[Dataset records]

+===+

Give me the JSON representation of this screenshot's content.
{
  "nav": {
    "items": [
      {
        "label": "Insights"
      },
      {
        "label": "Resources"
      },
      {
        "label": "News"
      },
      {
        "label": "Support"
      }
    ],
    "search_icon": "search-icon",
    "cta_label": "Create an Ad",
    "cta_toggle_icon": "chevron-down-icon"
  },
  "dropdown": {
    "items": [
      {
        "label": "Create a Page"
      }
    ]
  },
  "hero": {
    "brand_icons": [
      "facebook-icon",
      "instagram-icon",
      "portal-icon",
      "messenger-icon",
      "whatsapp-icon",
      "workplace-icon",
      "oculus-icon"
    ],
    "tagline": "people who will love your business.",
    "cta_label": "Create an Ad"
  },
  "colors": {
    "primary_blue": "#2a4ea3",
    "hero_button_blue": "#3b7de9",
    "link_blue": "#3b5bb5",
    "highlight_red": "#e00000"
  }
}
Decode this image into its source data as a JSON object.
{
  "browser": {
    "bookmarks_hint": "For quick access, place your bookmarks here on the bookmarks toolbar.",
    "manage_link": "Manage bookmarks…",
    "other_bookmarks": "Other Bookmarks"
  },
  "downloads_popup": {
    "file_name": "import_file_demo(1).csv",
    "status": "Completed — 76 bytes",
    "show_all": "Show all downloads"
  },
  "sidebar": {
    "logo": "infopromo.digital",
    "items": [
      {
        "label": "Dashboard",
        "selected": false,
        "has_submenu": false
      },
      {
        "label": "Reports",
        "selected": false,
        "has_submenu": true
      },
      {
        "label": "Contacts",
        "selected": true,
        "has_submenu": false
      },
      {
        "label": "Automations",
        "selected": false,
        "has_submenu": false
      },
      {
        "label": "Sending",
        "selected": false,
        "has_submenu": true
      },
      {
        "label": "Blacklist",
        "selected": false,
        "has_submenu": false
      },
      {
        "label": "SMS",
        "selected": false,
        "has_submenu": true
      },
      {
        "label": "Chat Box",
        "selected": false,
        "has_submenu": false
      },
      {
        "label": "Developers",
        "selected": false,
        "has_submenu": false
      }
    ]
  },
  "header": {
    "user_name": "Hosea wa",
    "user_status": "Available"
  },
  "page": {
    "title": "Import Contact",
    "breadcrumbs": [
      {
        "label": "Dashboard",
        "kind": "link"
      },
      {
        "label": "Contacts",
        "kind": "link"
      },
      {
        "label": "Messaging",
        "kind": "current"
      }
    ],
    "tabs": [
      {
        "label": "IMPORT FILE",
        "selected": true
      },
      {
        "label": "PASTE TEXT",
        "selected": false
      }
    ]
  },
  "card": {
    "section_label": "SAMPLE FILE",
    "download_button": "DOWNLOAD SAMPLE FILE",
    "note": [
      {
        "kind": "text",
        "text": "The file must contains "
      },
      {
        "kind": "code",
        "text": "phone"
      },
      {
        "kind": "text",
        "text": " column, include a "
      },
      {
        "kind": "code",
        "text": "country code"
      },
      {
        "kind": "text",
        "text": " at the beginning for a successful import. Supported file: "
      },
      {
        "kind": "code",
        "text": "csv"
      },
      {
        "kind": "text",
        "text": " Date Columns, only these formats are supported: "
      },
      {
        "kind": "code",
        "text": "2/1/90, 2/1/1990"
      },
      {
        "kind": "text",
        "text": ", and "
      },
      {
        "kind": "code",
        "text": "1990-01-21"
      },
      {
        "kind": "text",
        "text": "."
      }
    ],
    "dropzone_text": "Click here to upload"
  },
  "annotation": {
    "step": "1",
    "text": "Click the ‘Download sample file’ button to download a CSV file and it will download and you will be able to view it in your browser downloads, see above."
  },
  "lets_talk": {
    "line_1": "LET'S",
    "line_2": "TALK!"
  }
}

+===+

» **THE TASK**: Without leaving anything out, quote all the data.

» **COMPLETED EXERCISE**:
Give me the JSON representation of this screenshot's content.
{
  "nav": {
    "items": [
      {
        "label": "Insights"
      },
      {
        "label": "Resources"
      },
      {
        "label": "News"
      },
      {
        "label": "Support"
      }
    ],
    "search_icon": "search-icon",
    "cta_label": "Create an Ad",
    "cta_toggle_icon": "chevron-down-icon"
  },
  "dropdown": {
    "items": [
      {
        "label": "Create a Page"
      }
    ]
  },
  "hero": {
    "brand_icons": [
      "facebook-icon",
      "instagram-icon",
      "portal-icon",
      "messenger-icon",
      "whatsapp-icon",
      "workplace-icon",
      "oculus-icon"
    ],
    "tagline": "people who will love your business.",
    "cta_label": "Create an Ad"
  },
  "colors": {
    "primary_blue": "#2a4ea3",
    "hero_button_blue": "#3b7de9",
    "link_blue": "#3b5bb5",
    "highlight_red": "#e00000"
  }
}
Decode this image into its source data as a JSON object.
{
  "browser": {
    "bookmarks_hint": "For quick access, place your bookmarks here on the bookmarks toolbar.",
    "manage_link": "Manage bookmarks…",
    "other_bookmarks": "Other Bookmarks"
  },
  "downloads_popup": {
    "file_name": "import_file_demo(1).csv",
    "status": "Completed — 76 bytes",
    "show_all": "Show all downloads"
  },
  "sidebar": {
    "logo": "infopromo.digital",
    "items": [
      {
        "label": "Dashboard",
        "selected": false,
        "has_submenu": false
      },
      {
        "label": "Reports",
        "selected": false,
        "has_submenu": true
      },
      {
        "label": "Contacts",
        "selected": true,
        "has_submenu": false
      },
      {
        "label": "Automations",
        "selected": false,
        "has_submenu": false
      },
      {
        "label": "Sending",
        "selected": false,
        "has_submenu": true
      },
      {
        "label": "Blacklist",
        "selected": false,
        "has_submenu": false
      },
      {
        "label": "SMS",
        "selected": false,
        "has_submenu": true
      },
      {
        "label": "Chat Box",
        "selected": false,
        "has_submenu": false
      },
      {
        "label": "Developers",
        "selected": false,
        "has_submenu": false
      }
    ]
  },
  "header": {
    "user_name": "Hosea wa",
    "user_status": "Available"
  },
  "page": {
    "title": "Import Contact",
    "breadcrumbs": [
      {
        "label": "Dashboard",
        "kind": "link"
      },
      {
        "label": "Contacts",
        "kind": "link"
      },
      {
        "label": "Messaging",
        "kind": "current"
      }
    ],
    "tabs": [
      {
        "label": "IMPORT FILE",
        "selected": true
      },
      {
        "label": "PASTE TEXT",
        "selected": false
      }
    ]
  },
  "card": {
    "section_label": "SAMPLE FILE",
    "download_button": "DOWNLOAD SAMPLE FILE",
    "note": [
      {
        "kind": "text",
        "text": "The file must contains "
      },
      {
        "kind": "code",
        "text": "phone"
      },
      {
        "kind": "text",
        "text": " column, include a "
      },
      {
        "kind": "code",
        "text": "country code"
      },
      {
        "kind": "text",
        "text": " at the beginning for a successful import. Supported file: "
      },
      {
        "kind": "code",
        "text": "csv"
      },
      {
        "kind": "text",
        "text": " Date Columns, only these formats are supported: "
      },
      {
        "kind": "code",
        "text": "2/1/90, 2/1/1990"
      },
      {
        "kind": "text",
        "text": ", and "
      },
      {
        "kind": "code",
        "text": "1990-01-21"
      },
      {
        "kind": "text",
        "text": "."
      }
    ],
    "dropzone_text": "Click here to upload"
  },
  "annotation": {
    "step": "1",
    "text": "Click the ‘Download sample file’ button to download a CSV file and it will download and you will be able to view it in your browser downloads, see above."
  },
  "lets_talk": {
    "line_1": "LET'S",
    "line_2": "TALK!"
  }
}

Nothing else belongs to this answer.